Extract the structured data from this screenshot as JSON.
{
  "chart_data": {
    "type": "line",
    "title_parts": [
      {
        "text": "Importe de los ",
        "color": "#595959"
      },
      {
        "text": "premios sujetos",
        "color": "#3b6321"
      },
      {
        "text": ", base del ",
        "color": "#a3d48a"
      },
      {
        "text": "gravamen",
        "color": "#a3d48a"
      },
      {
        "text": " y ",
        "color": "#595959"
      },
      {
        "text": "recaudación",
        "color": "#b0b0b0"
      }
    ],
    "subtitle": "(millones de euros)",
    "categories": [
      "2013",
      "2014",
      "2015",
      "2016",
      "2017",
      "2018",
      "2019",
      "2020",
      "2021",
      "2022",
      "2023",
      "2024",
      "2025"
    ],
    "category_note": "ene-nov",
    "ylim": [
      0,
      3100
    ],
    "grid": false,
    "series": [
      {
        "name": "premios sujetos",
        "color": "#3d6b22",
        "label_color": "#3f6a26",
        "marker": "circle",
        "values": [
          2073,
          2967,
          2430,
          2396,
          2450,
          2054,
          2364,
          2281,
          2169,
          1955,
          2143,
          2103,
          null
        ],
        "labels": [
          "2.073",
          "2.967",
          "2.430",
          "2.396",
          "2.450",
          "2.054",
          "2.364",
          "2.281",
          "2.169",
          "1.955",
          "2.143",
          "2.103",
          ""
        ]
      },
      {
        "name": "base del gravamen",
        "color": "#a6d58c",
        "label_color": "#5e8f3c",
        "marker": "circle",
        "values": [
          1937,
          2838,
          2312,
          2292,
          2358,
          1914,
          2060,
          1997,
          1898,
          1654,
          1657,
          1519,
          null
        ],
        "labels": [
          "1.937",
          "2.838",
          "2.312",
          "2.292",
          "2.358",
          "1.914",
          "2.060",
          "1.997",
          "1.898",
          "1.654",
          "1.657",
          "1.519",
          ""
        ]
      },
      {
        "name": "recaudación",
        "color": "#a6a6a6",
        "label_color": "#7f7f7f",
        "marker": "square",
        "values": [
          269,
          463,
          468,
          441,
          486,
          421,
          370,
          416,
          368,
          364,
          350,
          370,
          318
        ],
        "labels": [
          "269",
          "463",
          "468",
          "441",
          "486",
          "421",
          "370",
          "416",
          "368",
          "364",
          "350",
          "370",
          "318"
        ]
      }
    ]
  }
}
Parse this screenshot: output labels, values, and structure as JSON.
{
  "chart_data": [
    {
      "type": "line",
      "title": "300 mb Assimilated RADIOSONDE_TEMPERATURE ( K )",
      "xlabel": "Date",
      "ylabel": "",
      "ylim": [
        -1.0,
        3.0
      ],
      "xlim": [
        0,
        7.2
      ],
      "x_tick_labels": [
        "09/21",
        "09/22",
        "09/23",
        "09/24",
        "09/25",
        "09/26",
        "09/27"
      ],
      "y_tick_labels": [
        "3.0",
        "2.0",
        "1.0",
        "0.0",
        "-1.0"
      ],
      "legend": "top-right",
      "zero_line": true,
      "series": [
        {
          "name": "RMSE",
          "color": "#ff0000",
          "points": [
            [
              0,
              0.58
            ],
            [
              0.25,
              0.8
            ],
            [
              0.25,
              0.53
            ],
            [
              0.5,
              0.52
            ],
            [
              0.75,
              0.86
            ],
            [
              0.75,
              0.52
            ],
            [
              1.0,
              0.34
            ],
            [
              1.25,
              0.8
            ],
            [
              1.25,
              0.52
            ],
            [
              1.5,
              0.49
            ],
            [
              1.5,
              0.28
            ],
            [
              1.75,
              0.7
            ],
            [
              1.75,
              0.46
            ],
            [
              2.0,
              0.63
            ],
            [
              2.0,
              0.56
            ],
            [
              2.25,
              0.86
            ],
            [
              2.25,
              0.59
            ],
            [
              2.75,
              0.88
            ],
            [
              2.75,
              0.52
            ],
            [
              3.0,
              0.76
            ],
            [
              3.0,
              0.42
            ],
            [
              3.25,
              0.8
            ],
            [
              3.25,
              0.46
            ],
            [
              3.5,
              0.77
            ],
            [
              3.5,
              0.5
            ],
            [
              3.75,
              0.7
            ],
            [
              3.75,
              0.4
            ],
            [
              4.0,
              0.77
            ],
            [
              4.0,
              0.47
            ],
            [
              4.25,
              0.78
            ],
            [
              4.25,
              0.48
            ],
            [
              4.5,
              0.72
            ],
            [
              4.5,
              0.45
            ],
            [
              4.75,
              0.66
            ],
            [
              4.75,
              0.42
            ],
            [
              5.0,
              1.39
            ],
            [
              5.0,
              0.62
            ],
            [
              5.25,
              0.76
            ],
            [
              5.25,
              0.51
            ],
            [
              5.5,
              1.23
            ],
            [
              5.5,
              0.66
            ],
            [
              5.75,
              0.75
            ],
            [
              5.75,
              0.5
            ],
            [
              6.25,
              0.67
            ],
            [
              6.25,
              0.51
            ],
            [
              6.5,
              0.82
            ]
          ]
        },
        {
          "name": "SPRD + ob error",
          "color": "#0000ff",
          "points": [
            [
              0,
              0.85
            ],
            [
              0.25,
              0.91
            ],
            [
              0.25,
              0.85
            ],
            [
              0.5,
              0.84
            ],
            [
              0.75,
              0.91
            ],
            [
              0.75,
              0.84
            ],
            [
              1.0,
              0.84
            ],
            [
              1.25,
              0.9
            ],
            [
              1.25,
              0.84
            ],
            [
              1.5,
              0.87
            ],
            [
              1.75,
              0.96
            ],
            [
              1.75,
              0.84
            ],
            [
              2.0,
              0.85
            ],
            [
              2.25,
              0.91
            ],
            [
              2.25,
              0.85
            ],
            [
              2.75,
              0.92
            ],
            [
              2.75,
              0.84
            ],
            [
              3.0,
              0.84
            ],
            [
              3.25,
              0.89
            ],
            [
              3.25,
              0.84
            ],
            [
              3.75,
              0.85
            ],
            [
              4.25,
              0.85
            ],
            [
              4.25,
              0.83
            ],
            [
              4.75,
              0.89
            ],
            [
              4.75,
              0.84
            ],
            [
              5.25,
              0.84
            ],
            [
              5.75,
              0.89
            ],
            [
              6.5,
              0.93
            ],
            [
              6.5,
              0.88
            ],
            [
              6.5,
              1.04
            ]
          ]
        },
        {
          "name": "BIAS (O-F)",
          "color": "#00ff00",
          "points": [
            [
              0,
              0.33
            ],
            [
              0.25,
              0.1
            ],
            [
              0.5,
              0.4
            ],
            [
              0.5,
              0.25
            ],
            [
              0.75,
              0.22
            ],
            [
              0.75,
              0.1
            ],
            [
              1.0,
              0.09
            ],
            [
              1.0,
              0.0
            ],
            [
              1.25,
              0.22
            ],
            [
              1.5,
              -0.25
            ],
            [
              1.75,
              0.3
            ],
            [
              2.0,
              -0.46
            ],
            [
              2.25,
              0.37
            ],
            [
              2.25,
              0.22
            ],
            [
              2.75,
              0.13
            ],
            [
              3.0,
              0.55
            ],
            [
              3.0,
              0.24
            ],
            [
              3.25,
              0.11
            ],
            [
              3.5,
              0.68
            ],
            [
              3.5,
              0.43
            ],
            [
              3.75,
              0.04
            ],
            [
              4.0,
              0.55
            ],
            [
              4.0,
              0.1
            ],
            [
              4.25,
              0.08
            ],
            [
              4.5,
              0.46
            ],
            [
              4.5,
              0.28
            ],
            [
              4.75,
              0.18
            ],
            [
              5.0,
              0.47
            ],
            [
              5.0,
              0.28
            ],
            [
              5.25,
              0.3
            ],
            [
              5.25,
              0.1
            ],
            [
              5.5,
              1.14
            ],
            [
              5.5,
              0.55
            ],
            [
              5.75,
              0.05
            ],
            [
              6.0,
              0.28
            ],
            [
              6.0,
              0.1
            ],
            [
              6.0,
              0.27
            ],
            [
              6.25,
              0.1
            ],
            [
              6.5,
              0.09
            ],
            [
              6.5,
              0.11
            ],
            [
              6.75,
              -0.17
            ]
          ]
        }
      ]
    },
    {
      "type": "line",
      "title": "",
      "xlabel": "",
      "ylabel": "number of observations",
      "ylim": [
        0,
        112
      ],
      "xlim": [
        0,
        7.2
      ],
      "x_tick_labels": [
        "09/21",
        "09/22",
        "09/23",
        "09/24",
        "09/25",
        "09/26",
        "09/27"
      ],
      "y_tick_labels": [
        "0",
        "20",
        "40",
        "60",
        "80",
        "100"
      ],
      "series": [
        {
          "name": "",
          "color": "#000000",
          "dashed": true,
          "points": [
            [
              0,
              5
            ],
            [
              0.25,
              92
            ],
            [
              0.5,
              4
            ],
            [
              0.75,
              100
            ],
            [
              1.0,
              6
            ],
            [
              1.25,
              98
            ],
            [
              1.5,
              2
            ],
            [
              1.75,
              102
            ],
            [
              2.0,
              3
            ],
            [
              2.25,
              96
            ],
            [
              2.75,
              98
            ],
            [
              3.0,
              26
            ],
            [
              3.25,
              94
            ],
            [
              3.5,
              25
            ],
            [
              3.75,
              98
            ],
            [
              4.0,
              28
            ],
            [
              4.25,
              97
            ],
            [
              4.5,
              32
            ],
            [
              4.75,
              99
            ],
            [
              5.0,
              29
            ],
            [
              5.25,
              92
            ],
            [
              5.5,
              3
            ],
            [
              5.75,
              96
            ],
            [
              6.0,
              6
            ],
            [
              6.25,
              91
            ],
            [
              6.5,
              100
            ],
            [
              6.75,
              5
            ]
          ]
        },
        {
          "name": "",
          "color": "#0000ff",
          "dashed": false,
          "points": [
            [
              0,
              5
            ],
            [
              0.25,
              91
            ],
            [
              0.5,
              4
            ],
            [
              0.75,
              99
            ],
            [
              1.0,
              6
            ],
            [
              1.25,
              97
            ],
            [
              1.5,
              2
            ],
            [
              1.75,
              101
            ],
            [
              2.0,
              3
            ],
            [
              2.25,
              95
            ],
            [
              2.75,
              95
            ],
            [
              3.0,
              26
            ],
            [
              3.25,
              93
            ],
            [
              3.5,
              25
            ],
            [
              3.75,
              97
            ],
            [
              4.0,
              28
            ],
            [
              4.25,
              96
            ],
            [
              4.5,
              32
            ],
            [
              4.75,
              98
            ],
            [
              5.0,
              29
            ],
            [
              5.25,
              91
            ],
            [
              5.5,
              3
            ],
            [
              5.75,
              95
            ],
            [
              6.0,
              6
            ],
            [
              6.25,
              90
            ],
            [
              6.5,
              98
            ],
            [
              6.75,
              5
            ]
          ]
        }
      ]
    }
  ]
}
• • •
Gather and return every line that holds the string "premios".

● Problem solution:
        "text": "premios sujetos",
        "name": "premios sujetos",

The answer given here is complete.